=== EXERCISE DETAILS ===
Copy out the lines word for word, starting with the line that contains "grazing vs washing headings: GRAZING" and going on through the line that contains "grazing vs washing headings: Rửa", both included.

--- Start of ENTRIES ---

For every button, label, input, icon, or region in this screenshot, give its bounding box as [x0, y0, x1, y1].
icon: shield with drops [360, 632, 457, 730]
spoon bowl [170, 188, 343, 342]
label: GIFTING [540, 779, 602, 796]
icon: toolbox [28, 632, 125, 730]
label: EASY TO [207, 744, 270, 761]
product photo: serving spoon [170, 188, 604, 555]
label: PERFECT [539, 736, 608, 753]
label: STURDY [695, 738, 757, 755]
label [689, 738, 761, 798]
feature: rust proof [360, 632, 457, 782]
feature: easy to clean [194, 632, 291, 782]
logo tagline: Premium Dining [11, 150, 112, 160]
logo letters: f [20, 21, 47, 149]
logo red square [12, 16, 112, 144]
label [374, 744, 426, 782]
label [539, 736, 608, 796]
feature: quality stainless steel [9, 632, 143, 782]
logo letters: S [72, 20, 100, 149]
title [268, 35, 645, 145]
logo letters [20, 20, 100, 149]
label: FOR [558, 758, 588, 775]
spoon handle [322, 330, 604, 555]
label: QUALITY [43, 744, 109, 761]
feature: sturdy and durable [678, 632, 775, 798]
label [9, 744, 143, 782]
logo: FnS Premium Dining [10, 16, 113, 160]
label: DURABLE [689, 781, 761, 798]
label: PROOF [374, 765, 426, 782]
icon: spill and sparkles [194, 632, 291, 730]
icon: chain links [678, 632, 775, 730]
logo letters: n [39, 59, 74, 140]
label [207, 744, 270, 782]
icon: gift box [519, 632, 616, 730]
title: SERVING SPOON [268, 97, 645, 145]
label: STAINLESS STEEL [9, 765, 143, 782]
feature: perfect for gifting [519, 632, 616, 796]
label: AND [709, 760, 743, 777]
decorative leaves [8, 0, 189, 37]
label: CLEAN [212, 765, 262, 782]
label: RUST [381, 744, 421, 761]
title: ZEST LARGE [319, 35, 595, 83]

--- End of ENTRIES ---
--- Start of ENTRIES ---

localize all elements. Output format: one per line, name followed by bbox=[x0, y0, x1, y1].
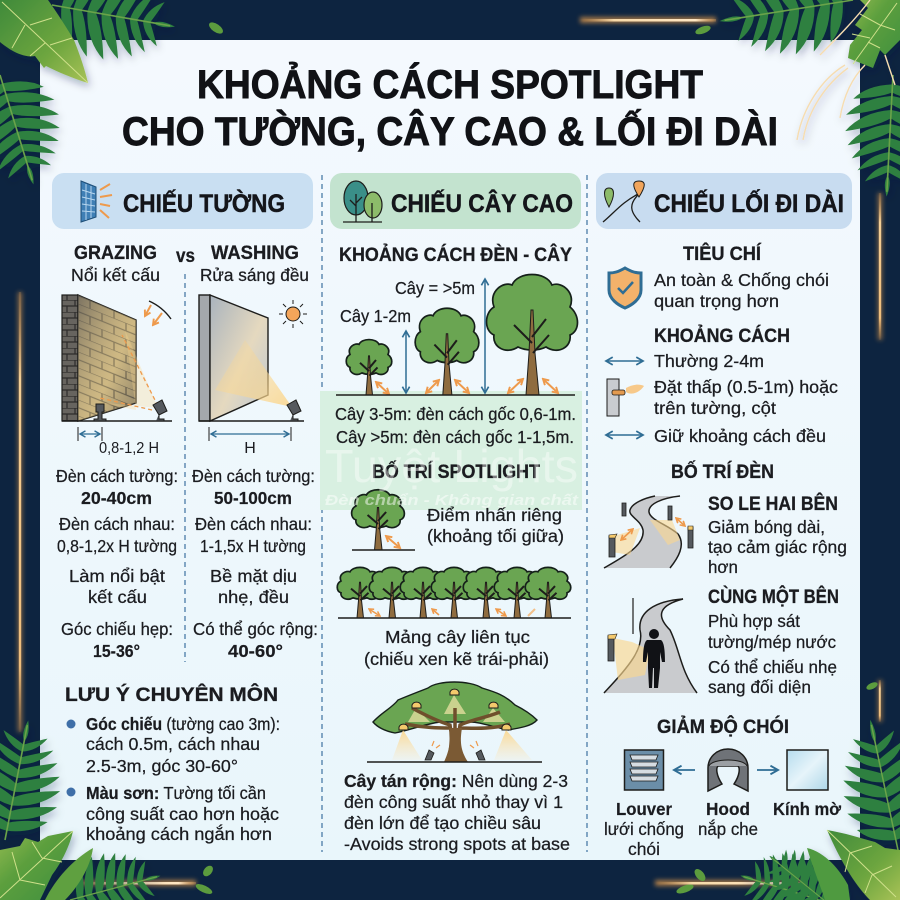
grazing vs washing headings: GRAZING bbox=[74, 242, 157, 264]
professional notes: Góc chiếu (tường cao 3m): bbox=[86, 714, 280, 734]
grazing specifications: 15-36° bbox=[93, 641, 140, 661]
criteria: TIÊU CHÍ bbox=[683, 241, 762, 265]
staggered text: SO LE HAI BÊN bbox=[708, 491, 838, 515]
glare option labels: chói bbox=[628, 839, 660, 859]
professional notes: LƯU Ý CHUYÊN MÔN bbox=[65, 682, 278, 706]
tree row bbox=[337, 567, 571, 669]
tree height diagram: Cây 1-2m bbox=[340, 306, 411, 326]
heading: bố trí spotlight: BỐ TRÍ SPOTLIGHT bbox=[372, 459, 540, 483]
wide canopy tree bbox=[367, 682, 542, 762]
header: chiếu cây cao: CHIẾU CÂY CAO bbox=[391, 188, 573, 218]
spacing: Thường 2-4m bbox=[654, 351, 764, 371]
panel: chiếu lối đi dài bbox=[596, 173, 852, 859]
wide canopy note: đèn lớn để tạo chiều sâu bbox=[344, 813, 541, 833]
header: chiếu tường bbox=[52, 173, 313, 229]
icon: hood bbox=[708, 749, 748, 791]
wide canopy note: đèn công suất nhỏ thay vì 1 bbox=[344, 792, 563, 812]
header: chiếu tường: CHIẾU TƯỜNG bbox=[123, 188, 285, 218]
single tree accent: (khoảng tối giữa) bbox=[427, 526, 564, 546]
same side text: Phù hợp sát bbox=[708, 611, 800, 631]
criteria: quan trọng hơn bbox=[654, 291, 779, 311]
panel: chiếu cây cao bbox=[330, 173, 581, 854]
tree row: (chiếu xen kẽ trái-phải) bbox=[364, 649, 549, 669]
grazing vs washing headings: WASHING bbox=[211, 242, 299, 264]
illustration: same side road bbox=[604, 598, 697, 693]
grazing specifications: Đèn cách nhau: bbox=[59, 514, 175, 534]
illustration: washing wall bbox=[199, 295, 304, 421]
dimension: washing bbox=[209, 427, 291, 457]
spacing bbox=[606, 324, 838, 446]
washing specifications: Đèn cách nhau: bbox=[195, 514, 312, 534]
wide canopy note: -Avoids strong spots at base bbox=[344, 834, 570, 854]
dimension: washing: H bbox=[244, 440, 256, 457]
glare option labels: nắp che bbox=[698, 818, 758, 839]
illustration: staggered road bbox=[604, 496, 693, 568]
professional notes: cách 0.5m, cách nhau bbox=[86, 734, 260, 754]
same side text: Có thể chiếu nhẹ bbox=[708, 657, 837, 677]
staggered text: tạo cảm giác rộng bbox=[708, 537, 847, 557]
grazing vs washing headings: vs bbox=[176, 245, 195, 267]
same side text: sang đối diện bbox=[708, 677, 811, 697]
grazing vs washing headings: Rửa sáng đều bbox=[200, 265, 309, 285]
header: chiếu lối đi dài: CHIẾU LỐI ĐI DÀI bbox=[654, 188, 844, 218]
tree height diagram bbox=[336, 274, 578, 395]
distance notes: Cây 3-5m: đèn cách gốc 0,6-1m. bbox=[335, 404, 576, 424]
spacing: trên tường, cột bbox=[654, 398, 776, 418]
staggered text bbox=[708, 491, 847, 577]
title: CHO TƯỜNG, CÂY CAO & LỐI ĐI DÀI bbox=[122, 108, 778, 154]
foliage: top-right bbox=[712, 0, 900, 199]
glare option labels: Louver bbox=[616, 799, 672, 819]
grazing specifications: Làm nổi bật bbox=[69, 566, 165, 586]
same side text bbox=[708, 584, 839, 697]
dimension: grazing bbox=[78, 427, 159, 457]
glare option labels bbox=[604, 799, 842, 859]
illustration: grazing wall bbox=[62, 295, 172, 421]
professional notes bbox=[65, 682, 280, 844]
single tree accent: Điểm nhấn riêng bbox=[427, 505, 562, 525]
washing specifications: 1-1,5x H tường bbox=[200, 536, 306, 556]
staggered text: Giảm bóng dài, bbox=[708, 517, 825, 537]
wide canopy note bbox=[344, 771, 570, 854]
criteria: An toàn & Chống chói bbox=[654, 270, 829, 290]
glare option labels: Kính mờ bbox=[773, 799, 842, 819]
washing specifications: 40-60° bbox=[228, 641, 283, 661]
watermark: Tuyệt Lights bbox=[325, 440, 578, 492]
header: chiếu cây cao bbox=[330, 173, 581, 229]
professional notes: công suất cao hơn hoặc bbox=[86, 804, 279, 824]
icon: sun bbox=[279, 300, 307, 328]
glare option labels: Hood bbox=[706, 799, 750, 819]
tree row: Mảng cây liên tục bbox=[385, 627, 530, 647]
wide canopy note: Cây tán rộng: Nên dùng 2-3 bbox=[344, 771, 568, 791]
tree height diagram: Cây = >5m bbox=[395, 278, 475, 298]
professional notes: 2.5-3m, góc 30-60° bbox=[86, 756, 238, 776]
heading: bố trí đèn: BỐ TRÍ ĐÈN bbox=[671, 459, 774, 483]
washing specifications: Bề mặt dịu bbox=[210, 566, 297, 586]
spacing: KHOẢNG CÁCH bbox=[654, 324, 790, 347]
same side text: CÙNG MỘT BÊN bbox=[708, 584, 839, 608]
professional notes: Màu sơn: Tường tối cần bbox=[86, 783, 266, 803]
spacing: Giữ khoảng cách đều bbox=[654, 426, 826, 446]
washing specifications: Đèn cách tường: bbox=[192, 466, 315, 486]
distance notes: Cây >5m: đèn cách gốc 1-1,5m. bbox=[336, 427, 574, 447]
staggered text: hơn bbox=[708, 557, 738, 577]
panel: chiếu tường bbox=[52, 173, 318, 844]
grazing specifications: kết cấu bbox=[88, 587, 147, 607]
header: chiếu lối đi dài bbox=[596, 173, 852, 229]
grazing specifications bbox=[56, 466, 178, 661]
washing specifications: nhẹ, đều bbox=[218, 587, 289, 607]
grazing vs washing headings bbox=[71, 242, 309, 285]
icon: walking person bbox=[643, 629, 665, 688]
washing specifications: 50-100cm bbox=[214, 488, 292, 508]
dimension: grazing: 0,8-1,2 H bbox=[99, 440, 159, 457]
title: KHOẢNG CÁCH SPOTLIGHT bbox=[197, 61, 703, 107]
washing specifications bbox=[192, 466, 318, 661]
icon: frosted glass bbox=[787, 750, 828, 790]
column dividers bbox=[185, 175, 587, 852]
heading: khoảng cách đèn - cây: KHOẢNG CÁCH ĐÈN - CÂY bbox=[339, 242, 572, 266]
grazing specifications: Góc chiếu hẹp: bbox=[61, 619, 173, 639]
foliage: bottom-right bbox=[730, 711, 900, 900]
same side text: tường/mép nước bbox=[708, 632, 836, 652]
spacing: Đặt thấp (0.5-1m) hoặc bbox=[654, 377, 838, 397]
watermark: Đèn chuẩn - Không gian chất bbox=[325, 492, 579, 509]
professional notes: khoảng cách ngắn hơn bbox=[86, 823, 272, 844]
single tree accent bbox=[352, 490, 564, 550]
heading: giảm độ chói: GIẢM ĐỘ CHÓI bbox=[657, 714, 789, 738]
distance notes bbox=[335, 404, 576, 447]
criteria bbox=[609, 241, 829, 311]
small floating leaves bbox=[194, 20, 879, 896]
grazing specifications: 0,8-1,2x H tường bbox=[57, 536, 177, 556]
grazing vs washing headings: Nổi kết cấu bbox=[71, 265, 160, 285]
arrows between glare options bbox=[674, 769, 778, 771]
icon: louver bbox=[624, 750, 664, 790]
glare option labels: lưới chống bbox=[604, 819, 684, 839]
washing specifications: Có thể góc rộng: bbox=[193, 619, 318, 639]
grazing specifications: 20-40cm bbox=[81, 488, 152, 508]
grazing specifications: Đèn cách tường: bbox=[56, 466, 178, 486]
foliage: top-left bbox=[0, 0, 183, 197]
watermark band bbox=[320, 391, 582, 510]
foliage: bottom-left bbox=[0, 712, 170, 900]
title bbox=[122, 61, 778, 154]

--- End of ENTRIES ---

=== COMPLETED TASK ===
grazing vs washing headings: GRAZING bbox=[74, 242, 157, 264]
professional notes: Góc chiếu (tường cao 3m): bbox=[86, 714, 280, 734]
grazing specifications: 15-36° bbox=[93, 641, 140, 661]
criteria: TIÊU CHÍ bbox=[683, 241, 762, 265]
staggered text: SO LE HAI BÊN bbox=[708, 491, 838, 515]
glare option labels: chói bbox=[628, 839, 660, 859]
professional notes: LƯU Ý CHUYÊN MÔN bbox=[65, 682, 278, 706]
tree row bbox=[337, 567, 571, 669]
tree height diagram: Cây 1-2m bbox=[340, 306, 411, 326]
heading: bố trí spotlight: BỐ TRÍ SPOTLIGHT bbox=[372, 459, 540, 483]
wide canopy tree bbox=[367, 682, 542, 762]
header: chiếu cây cao: CHIẾU CÂY CAO bbox=[391, 188, 573, 218]
spacing: Thường 2-4m bbox=[654, 351, 764, 371]
panel: chiếu lối đi dài bbox=[596, 173, 852, 859]
wide canopy note: đèn lớn để tạo chiều sâu bbox=[344, 813, 541, 833]
header: chiếu tường bbox=[52, 173, 313, 229]
icon: hood bbox=[708, 749, 748, 791]
wide canopy note: đèn công suất nhỏ thay vì 1 bbox=[344, 792, 563, 812]
header: chiếu tường: CHIẾU TƯỜNG bbox=[123, 188, 285, 218]
single tree accent: (khoảng tối giữa) bbox=[427, 526, 564, 546]
same side text: Phù hợp sát bbox=[708, 611, 800, 631]
criteria: quan trọng hơn bbox=[654, 291, 779, 311]
panel: chiếu cây cao bbox=[330, 173, 581, 854]
tree row: (chiếu xen kẽ trái-phải) bbox=[364, 649, 549, 669]
grazing vs washing headings: WASHING bbox=[211, 242, 299, 264]
illustration: same side road bbox=[604, 598, 697, 693]
grazing specifications: Đèn cách nhau: bbox=[59, 514, 175, 534]
illustration: washing wall bbox=[199, 295, 304, 421]
dimension: washing bbox=[209, 427, 291, 457]
spacing bbox=[606, 324, 838, 446]
washing specifications: Đèn cách nhau: bbox=[195, 514, 312, 534]
wide canopy note: -Avoids strong spots at base bbox=[344, 834, 570, 854]
dimension: washing: H bbox=[244, 440, 256, 457]
glare option labels: nắp che bbox=[698, 818, 758, 839]
illustration: staggered road bbox=[604, 496, 693, 568]
professional notes: cách 0.5m, cách nhau bbox=[86, 734, 260, 754]
same side text: Có thể chiếu nhẹ bbox=[708, 657, 837, 677]
staggered text: tạo cảm giác rộng bbox=[708, 537, 847, 557]
grazing vs washing headings: vs bbox=[176, 245, 195, 267]
same side text: sang đối diện bbox=[708, 677, 811, 697]
grazing vs washing headings: Rửa sáng đều bbox=[200, 265, 309, 285]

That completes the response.